Records from a data source
--- start ---
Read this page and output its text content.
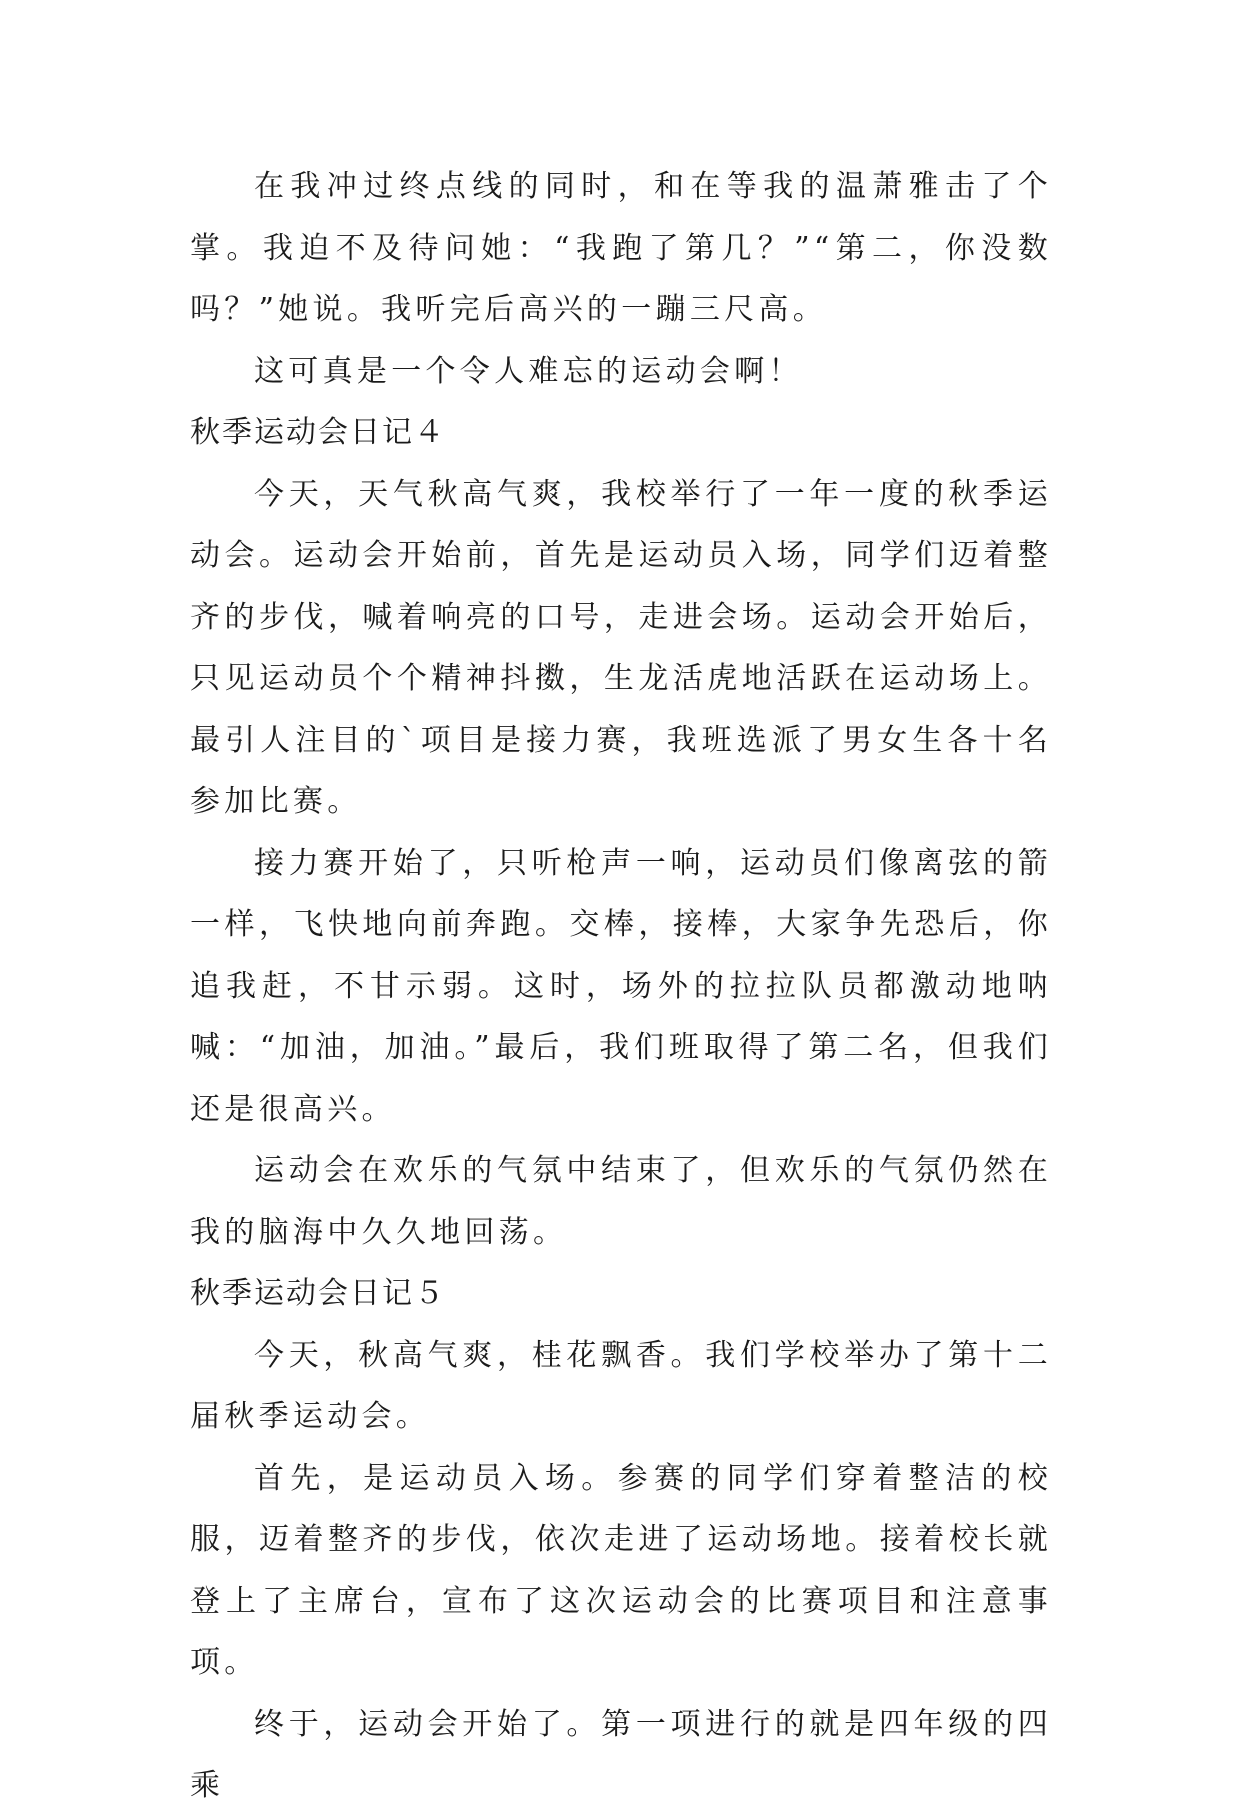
在我冲过终点线的同时，和在等我的温萧雅击了个掌。我迫不及待问她：“我跑了第几？”“第二，你没数吗？”她说。我听完后高兴的一蹦三尺高。

这可真是一个令人难忘的运动会啊！

秋季运动会日记４

今天，天气秋高气爽，我校举行了一年一度的秋季运动会。运动会开始前，首先是运动员入场，同学们迈着整齐的步伐，喊着响亮的口号，走进会场。运动会开始后，只见运动员个个精神抖擞，生龙活虎地活跃在运动场上。最引人注目的`项目是接力赛，我班选派了男女生各十名参加比赛。

接力赛开始了，只听枪声一响，运动员们像离弦的箭一样，飞快地向前奔跑。交棒，接棒，大家争先恐后，你追我赶，不甘示弱。这时，场外的拉拉队员都激动地呐喊：“加油，加油。”最后，我们班取得了第二名，但我们还是很高兴。

运动会在欢乐的气氛中结束了，但欢乐的气氛仍然在我的脑海中久久地回荡。

秋季运动会日记５

今天，秋高气爽，桂花飘香。我们学校举办了第十二届秋季运动会。

首先，是运动员入场。参赛的同学们穿着整洁的校服，迈着整齐的步伐，依次走进了运动场地。接着校长就登上了主席台，宣布了这次运动会的比赛项目和注意事项。

终于，运动会开始了。第一项进行的就是四年级的四乘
--- end ---
What to do.
Transcribe every record above exactly as written, leaving out any pictures.

Answer for the task.
Read this page and output its text content.
在我冲过终点线的同时，和在等我的温萧雅击了个掌。我迫不及待问她：“我跑了第几？”“第二，你没数吗？”她说。我听完后高兴的一蹦三尺高。

这可真是一个令人难忘的运动会啊！

秋季运动会日记４

今天，天气秋高气爽，我校举行了一年一度的秋季运动会。运动会开始前，首先是运动员入场，同学们迈着整齐的步伐，喊着响亮的口号，走进会场。运动会开始后，只见运动员个个精神抖擞，生龙活虎地活跃在运动场上。最引人注目的`项目是接力赛，我班选派了男女生各十名参加比赛。

接力赛开始了，只听枪声一响，运动员们像离弦的箭一样，飞快地向前奔跑。交棒，接棒，大家争先恐后，你追我赶，不甘示弱。这时，场外的拉拉队员都激动地呐喊：“加油，加油。”最后，我们班取得了第二名，但我们还是很高兴。

运动会在欢乐的气氛中结束了，但欢乐的气氛仍然在我的脑海中久久地回荡。

秋季运动会日记５

今天，秋高气爽，桂花飘香。我们学校举办了第十二届秋季运动会。

首先，是运动员入场。参赛的同学们穿着整洁的校服，迈着整齐的步伐，依次走进了运动场地。接着校长就登上了主席台，宣布了这次运动会的比赛项目和注意事项。

终于，运动会开始了。第一项进行的就是四年级的四乘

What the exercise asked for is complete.